:: PROBLEM TO SOLVE ::
Omit every picture while repeating the entries exactly.

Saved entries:
_ _ _

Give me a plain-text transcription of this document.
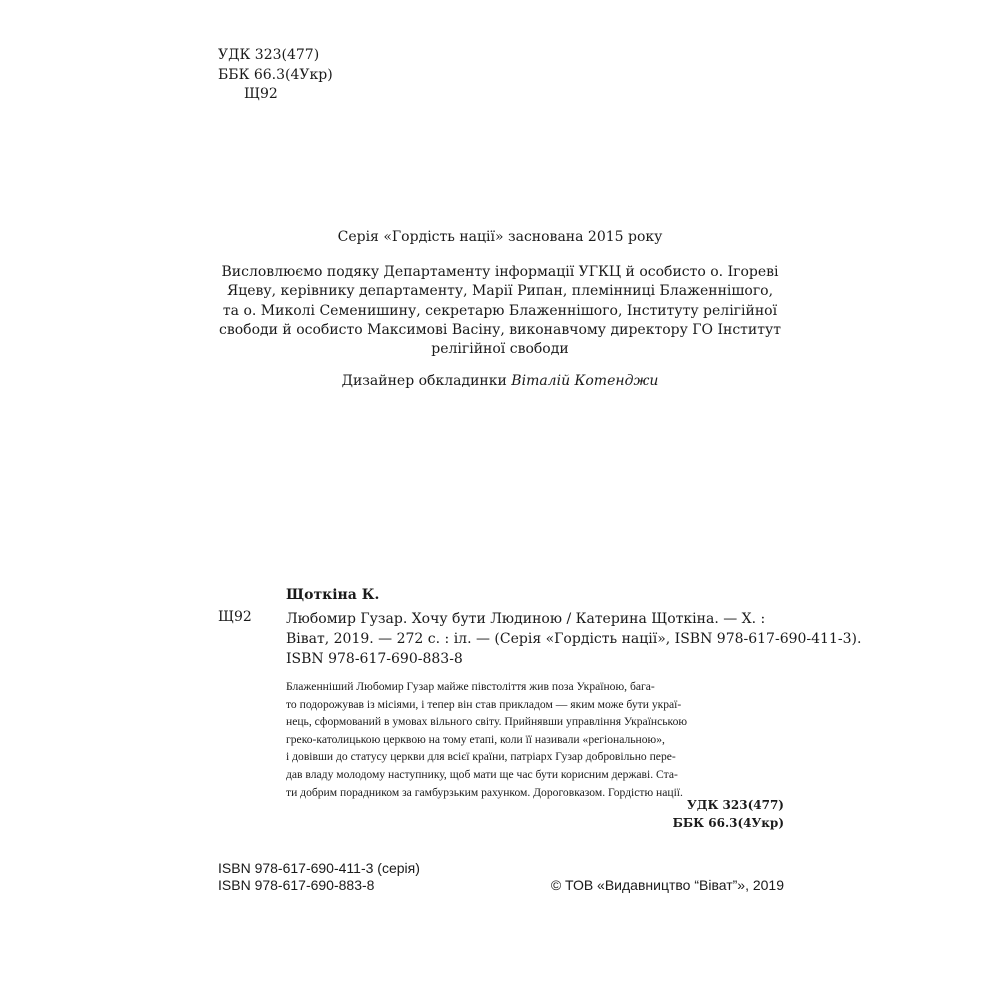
УДК 323(477)
ББК 66.3(4Укр)
Щ92
Серія «Гордість нації» заснована 2015 року
Висловлюємо подяку Департаменту інформації УГКЦ й особисто о. Ігореві
Яцеву, керівнику департаменту, Марії Рипан, племінниці Блаженнішого,
та о. Миколі Семенишину, секретарю Блаженнішого, Інституту релігійної
свободи й особисто Максимові Васіну, виконавчому директору ГО Інститут
релігійної свободи
Дизайнер обкладинки Віталій Котенджи
Щоткіна К.
Щ92 Любомир Гузар. Хочу бути Людиною / Катерина Щоткіна. — Х. :
Віват, 2019. — 272 с. : іл. — (Серія «Гордість нації», ISBN 978-617-690-411-3).
ISBN 978-617-690-883-8
Блаженніший Любомир Гузар майже півстоліття жив поза Україною, бага-
то подорожував із місіями, і тепер він став прикладом — яким може бути украї-
нець, сформований в умовах вільного світу. Прийнявши управління Українською
греко-католицькою церквою на тому етапі, коли її називали «регіональною»,
і довівши до статусу церкви для всієї країни, патріарх Гузар добровільно пере-
дав владу молодому наступнику, щоб мати ще час бути корисним державі. Ста-
ти добрим порадником за гамбурзьким рахунком. Дороговказом. Гордістю нації.
УДК 323(477)
ББК 66.3(4Укр)
ISBN 978-617-690-411-3 (серія)
ISBN 978-617-690-883-8	© ТОВ «Видавництво “Віват”», 2019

_ _ _

:: SOLVED PROBLEM ::
Give me a plain-text transcription of this document.
УДК 323(477)
ББК 66.3(4Укр)
Щ92
Серія «Гордість нації» заснована 2015 року
Висловлюємо подяку Департаменту інформації УГКЦ й особисто о. Ігореві
Яцеву, керівнику департаменту, Марії Рипан, племінниці Блаженнішого,
та о. Миколі Семенишину, секретарю Блаженнішого, Інституту релігійної
свободи й особисто Максимові Васіну, виконавчому директору ГО Інститут
релігійної свободи
Дизайнер обкладинки Віталій Котенджи
Щоткіна К.
Щ92 Любомир Гузар. Хочу бути Людиною / Катерина Щоткіна. — Х. :
Віват, 2019. — 272 с. : іл. — (Серія «Гордість нації», ISBN 978-617-690-411-3).
ISBN 978-617-690-883-8
Блаженніший Любомир Гузар майже півстоліття жив поза Україною, бага-
то подорожував із місіями, і тепер він став прикладом — яким може бути украї-
нець, сформований в умовах вільного світу. Прийнявши управління Українською
греко-католицькою церквою на тому етапі, коли її називали «регіональною»,
і довівши до статусу церкви для всієї країни, патріарх Гузар добровільно пере-
дав владу молодому наступнику, щоб мати ще час бути корисним державі. Ста-
ти добрим порадником за гамбурзьким рахунком. Дороговказом. Гордістю нації.
УДК 323(477)
ББК 66.3(4Укр)
ISBN 978-617-690-411-3 (серія)
ISBN 978-617-690-883-8	© ТОВ «Видавництво “Віват”», 2019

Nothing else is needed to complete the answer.